Your task is to copy the material exactly.

# [Records provided]

==*==

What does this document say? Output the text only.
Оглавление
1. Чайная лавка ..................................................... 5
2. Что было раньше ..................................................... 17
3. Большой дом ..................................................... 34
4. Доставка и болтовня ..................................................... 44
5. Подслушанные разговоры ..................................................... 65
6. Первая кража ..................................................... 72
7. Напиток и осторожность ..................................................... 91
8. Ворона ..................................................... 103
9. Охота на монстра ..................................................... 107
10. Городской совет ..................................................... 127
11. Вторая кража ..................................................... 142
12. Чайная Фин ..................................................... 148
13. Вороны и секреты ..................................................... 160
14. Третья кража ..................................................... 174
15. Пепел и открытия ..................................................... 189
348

==*==

# [Answer to this exercise]
What does this document say? Output the text only.
Оглавление
1. Чайная лавка ..................................................... 5
2. Что было раньше ..................................................... 17
3. Большой дом ..................................................... 34
4. Доставка и болтовня ..................................................... 44
5. Подслушанные разговоры ..................................................... 65
6. Первая кража ..................................................... 72
7. Напиток и осторожность ..................................................... 91
8. Ворона ..................................................... 103
9. Охота на монстра ..................................................... 107
10. Городской совет ..................................................... 127
11. Вторая кража ..................................................... 142
12. Чайная Фин ..................................................... 148
13. Вороны и секреты ..................................................... 160
14. Третья кража ..................................................... 174
15. Пепел и открытия ..................................................... 189
348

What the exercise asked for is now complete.